Transcribe all the records exactly and omit any images they hold.

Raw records
○ ○ ○ ○ ○ ○ ○
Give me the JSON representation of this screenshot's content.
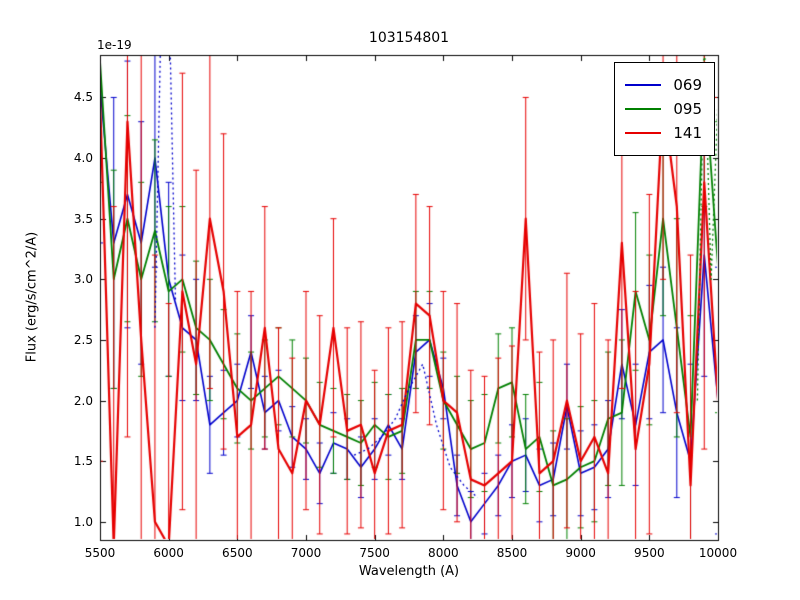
{
  "chart_data": {
    "type": "line",
    "title": "103154801",
    "xlabel": "Wavelength (A)",
    "ylabel": "Flux (erg/s/cm^2/A)",
    "offset_text": "1e-19",
    "xlim": [
      5500,
      10000
    ],
    "ylim": [
      0.85,
      4.85
    ],
    "grid": false,
    "legend_position": "upper right",
    "x_ticks": [
      5500,
      6000,
      6500,
      7000,
      7500,
      8000,
      8500,
      9000,
      9500,
      10000
    ],
    "x_tick_labels": [
      "5500",
      "6000",
      "6500",
      "7000",
      "7500",
      "8000",
      "8500",
      "9000",
      "9500",
      "10000"
    ],
    "y_ticks": [
      1.0,
      1.5,
      2.0,
      2.5,
      3.0,
      3.5,
      4.0,
      4.5
    ],
    "y_tick_labels": [
      "1.0",
      "1.5",
      "2.0",
      "2.5",
      "3.0",
      "3.5",
      "4.0",
      "4.5"
    ],
    "x": [
      5500,
      5600,
      5700,
      5800,
      5900,
      6000,
      6100,
      6200,
      6300,
      6400,
      6500,
      6600,
      6700,
      6800,
      6900,
      7000,
      7100,
      7200,
      7300,
      7400,
      7500,
      7600,
      7700,
      7800,
      7900,
      8000,
      8100,
      8200,
      8300,
      8400,
      8500,
      8600,
      8700,
      8800,
      8900,
      9000,
      9100,
      9200,
      9300,
      9400,
      9500,
      9600,
      9700,
      9800,
      9900,
      10000
    ],
    "series": [
      {
        "name": "069",
        "color": "#0000cc",
        "lw": 1.6,
        "values": [
          4.6,
          3.3,
          3.7,
          3.3,
          4.0,
          3.0,
          2.6,
          2.5,
          1.8,
          1.9,
          2.0,
          2.4,
          1.9,
          2.0,
          1.7,
          1.6,
          1.4,
          1.65,
          1.6,
          1.45,
          1.6,
          1.8,
          1.6,
          2.4,
          2.5,
          2.1,
          1.3,
          1.0,
          1.15,
          1.3,
          1.5,
          1.55,
          1.3,
          1.35,
          1.95,
          1.4,
          1.45,
          1.6,
          2.3,
          1.8,
          2.4,
          2.5,
          1.9,
          1.5,
          3.2,
          2.0
        ],
        "err": [
          1.3,
          1.2,
          1.1,
          1.0,
          0.9,
          0.8,
          0.6,
          0.5,
          0.4,
          0.35,
          0.3,
          0.3,
          0.3,
          0.25,
          0.25,
          0.25,
          0.25,
          0.25,
          0.25,
          0.25,
          0.25,
          0.25,
          0.25,
          0.3,
          0.3,
          0.25,
          0.25,
          0.25,
          0.25,
          0.25,
          0.3,
          0.3,
          0.3,
          0.3,
          0.35,
          0.35,
          0.35,
          0.4,
          0.45,
          0.5,
          0.55,
          0.6,
          0.7,
          0.8,
          1.0,
          1.1
        ]
      },
      {
        "name": "095",
        "color": "#008000",
        "lw": 1.8,
        "values": [
          4.8,
          3.0,
          3.5,
          3.0,
          3.4,
          2.9,
          3.0,
          2.6,
          2.5,
          2.3,
          2.1,
          2.0,
          2.1,
          2.2,
          2.1,
          2.0,
          1.8,
          1.75,
          1.7,
          1.65,
          1.8,
          1.7,
          1.75,
          2.5,
          2.5,
          2.0,
          1.8,
          1.6,
          1.65,
          2.1,
          2.15,
          1.6,
          1.7,
          1.3,
          1.35,
          1.45,
          1.5,
          1.85,
          1.9,
          2.9,
          2.5,
          3.5,
          2.6,
          1.7,
          4.7,
          3.1
        ],
        "err": [
          1.0,
          0.9,
          0.85,
          0.8,
          0.75,
          0.7,
          0.6,
          0.55,
          0.5,
          0.45,
          0.45,
          0.4,
          0.4,
          0.4,
          0.4,
          0.35,
          0.35,
          0.35,
          0.35,
          0.35,
          0.35,
          0.35,
          0.35,
          0.4,
          0.4,
          0.4,
          0.4,
          0.4,
          0.4,
          0.45,
          0.45,
          0.45,
          0.45,
          0.45,
          0.5,
          0.5,
          0.5,
          0.55,
          0.6,
          0.65,
          0.7,
          0.8,
          0.9,
          1.0,
          1.1,
          1.2
        ]
      },
      {
        "name": "141",
        "color": "#e60000",
        "lw": 2.2,
        "values": [
          4.5,
          0.8,
          4.3,
          2.5,
          1.0,
          0.8,
          2.9,
          2.3,
          3.5,
          2.9,
          1.7,
          1.8,
          2.6,
          1.6,
          1.4,
          2.0,
          1.8,
          2.6,
          1.75,
          1.8,
          1.4,
          1.75,
          1.8,
          2.8,
          2.7,
          2.0,
          1.9,
          1.35,
          1.3,
          1.4,
          1.5,
          3.5,
          1.4,
          1.5,
          2.0,
          1.5,
          1.7,
          1.4,
          3.3,
          1.6,
          2.3,
          4.5,
          3.6,
          1.3,
          3.8,
          2.0
        ],
        "err": [
          3.0,
          2.8,
          2.6,
          2.4,
          2.2,
          2.0,
          1.8,
          1.6,
          1.4,
          1.3,
          1.2,
          1.1,
          1.0,
          1.0,
          0.95,
          0.9,
          0.9,
          0.9,
          0.85,
          0.85,
          0.85,
          0.85,
          0.85,
          0.9,
          0.9,
          0.9,
          0.9,
          0.9,
          0.9,
          0.95,
          0.95,
          1.0,
          1.0,
          1.0,
          1.05,
          1.05,
          1.1,
          1.1,
          1.2,
          1.3,
          1.4,
          1.5,
          1.7,
          1.9,
          2.2,
          2.5
        ]
      }
    ],
    "dotted_segments": [
      {
        "color": "#0000cc",
        "x": [
          5900,
          5950,
          6000,
          6050
        ],
        "values": [
          2.6,
          5.5,
          5.5,
          2.8
        ]
      },
      {
        "color": "#0000cc",
        "x": [
          7350,
          7450,
          7550,
          7650,
          7750,
          7850,
          7950,
          8050,
          8150,
          8250
        ],
        "values": [
          1.55,
          1.6,
          1.7,
          1.85,
          2.1,
          2.3,
          1.8,
          1.45,
          1.3,
          1.2
        ]
      },
      {
        "color": "#008000",
        "x": [
          9850,
          9900,
          9950,
          10000
        ],
        "values": [
          2.0,
          5.0,
          3.0,
          4.5
        ]
      }
    ]
  }
}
○ ○ ○ ○ ○ ○ ○
Completed exercise:
Give me the JSON representation of this screenshot's content.
{
  "chart_data": {
    "type": "line",
    "title": "103154801",
    "xlabel": "Wavelength (A)",
    "ylabel": "Flux (erg/s/cm^2/A)",
    "offset_text": "1e-19",
    "xlim": [
      5500,
      10000
    ],
    "ylim": [
      0.85,
      4.85
    ],
    "grid": false,
    "legend_position": "upper right",
    "x_ticks": [
      5500,
      6000,
      6500,
      7000,
      7500,
      8000,
      8500,
      9000,
      9500,
      10000
    ],
    "x_tick_labels": [
      "5500",
      "6000",
      "6500",
      "7000",
      "7500",
      "8000",
      "8500",
      "9000",
      "9500",
      "10000"
    ],
    "y_ticks": [
      1.0,
      1.5,
      2.0,
      2.5,
      3.0,
      3.5,
      4.0,
      4.5
    ],
    "y_tick_labels": [
      "1.0",
      "1.5",
      "2.0",
      "2.5",
      "3.0",
      "3.5",
      "4.0",
      "4.5"
    ],
    "x": [
      5500,
      5600,
      5700,
      5800,
      5900,
      6000,
      6100,
      6200,
      6300,
      6400,
      6500,
      6600,
      6700,
      6800,
      6900,
      7000,
      7100,
      7200,
      7300,
      7400,
      7500,
      7600,
      7700,
      7800,
      7900,
      8000,
      8100,
      8200,
      8300,
      8400,
      8500,
      8600,
      8700,
      8800,
      8900,
      9000,
      9100,
      9200,
      9300,
      9400,
      9500,
      9600,
      9700,
      9800,
      9900,
      10000
    ],
    "series": [
      {
        "name": "069",
        "color": "#0000cc",
        "lw": 1.6,
        "values": [
          4.6,
          3.3,
          3.7,
          3.3,
          4.0,
          3.0,
          2.6,
          2.5,
          1.8,
          1.9,
          2.0,
          2.4,
          1.9,
          2.0,
          1.7,
          1.6,
          1.4,
          1.65,
          1.6,
          1.45,
          1.6,
          1.8,
          1.6,
          2.4,
          2.5,
          2.1,
          1.3,
          1.0,
          1.15,
          1.3,
          1.5,
          1.55,
          1.3,
          1.35,
          1.95,
          1.4,
          1.45,
          1.6,
          2.3,
          1.8,
          2.4,
          2.5,
          1.9,
          1.5,
          3.2,
          2.0
        ],
        "err": [
          1.3,
          1.2,
          1.1,
          1.0,
          0.9,
          0.8,
          0.6,
          0.5,
          0.4,
          0.35,
          0.3,
          0.3,
          0.3,
          0.25,
          0.25,
          0.25,
          0.25,
          0.25,
          0.25,
          0.25,
          0.25,
          0.25,
          0.25,
          0.3,
          0.3,
          0.25,
          0.25,
          0.25,
          0.25,
          0.25,
          0.3,
          0.3,
          0.3,
          0.3,
          0.35,
          0.35,
          0.35,
          0.4,
          0.45,
          0.5,
          0.55,
          0.6,
          0.7,
          0.8,
          1.0,
          1.1
        ]
      },
      {
        "name": "095",
        "color": "#008000",
        "lw": 1.8,
        "values": [
          4.8,
          3.0,
          3.5,
          3.0,
          3.4,
          2.9,
          3.0,
          2.6,
          2.5,
          2.3,
          2.1,
          2.0,
          2.1,
          2.2,
          2.1,
          2.0,
          1.8,
          1.75,
          1.7,
          1.65,
          1.8,
          1.7,
          1.75,
          2.5,
          2.5,
          2.0,
          1.8,
          1.6,
          1.65,
          2.1,
          2.15,
          1.6,
          1.7,
          1.3,
          1.35,
          1.45,
          1.5,
          1.85,
          1.9,
          2.9,
          2.5,
          3.5,
          2.6,
          1.7,
          4.7,
          3.1
        ],
        "err": [
          1.0,
          0.9,
          0.85,
          0.8,
          0.75,
          0.7,
          0.6,
          0.55,
          0.5,
          0.45,
          0.45,
          0.4,
          0.4,
          0.4,
          0.4,
          0.35,
          0.35,
          0.35,
          0.35,
          0.35,
          0.35,
          0.35,
          0.35,
          0.4,
          0.4,
          0.4,
          0.4,
          0.4,
          0.4,
          0.45,
          0.45,
          0.45,
          0.45,
          0.45,
          0.5,
          0.5,
          0.5,
          0.55,
          0.6,
          0.65,
          0.7,
          0.8,
          0.9,
          1.0,
          1.1,
          1.2
        ]
      },
      {
        "name": "141",
        "color": "#e60000",
        "lw": 2.2,
        "values": [
          4.5,
          0.8,
          4.3,
          2.5,
          1.0,
          0.8,
          2.9,
          2.3,
          3.5,
          2.9,
          1.7,
          1.8,
          2.6,
          1.6,
          1.4,
          2.0,
          1.8,
          2.6,
          1.75,
          1.8,
          1.4,
          1.75,
          1.8,
          2.8,
          2.7,
          2.0,
          1.9,
          1.35,
          1.3,
          1.4,
          1.5,
          3.5,
          1.4,
          1.5,
          2.0,
          1.5,
          1.7,
          1.4,
          3.3,
          1.6,
          2.3,
          4.5,
          3.6,
          1.3,
          3.8,
          2.0
        ],
        "err": [
          3.0,
          2.8,
          2.6,
          2.4,
          2.2,
          2.0,
          1.8,
          1.6,
          1.4,
          1.3,
          1.2,
          1.1,
          1.0,
          1.0,
          0.95,
          0.9,
          0.9,
          0.9,
          0.85,
          0.85,
          0.85,
          0.85,
          0.85,
          0.9,
          0.9,
          0.9,
          0.9,
          0.9,
          0.9,
          0.95,
          0.95,
          1.0,
          1.0,
          1.0,
          1.05,
          1.05,
          1.1,
          1.1,
          1.2,
          1.3,
          1.4,
          1.5,
          1.7,
          1.9,
          2.2,
          2.5
        ]
      }
    ],
    "dotted_segments": [
      {
        "color": "#0000cc",
        "x": [
          5900,
          5950,
          6000,
          6050
        ],
        "values": [
          2.6,
          5.5,
          5.5,
          2.8
        ]
      },
      {
        "color": "#0000cc",
        "x": [
          7350,
          7450,
          7550,
          7650,
          7750,
          7850,
          7950,
          8050,
          8150,
          8250
        ],
        "values": [
          1.55,
          1.6,
          1.7,
          1.85,
          2.1,
          2.3,
          1.8,
          1.45,
          1.3,
          1.2
        ]
      },
      {
        "color": "#008000",
        "x": [
          9850,
          9900,
          9950,
          10000
        ],
        "values": [
          2.0,
          5.0,
          3.0,
          4.5
        ]
      }
    ]
  }
}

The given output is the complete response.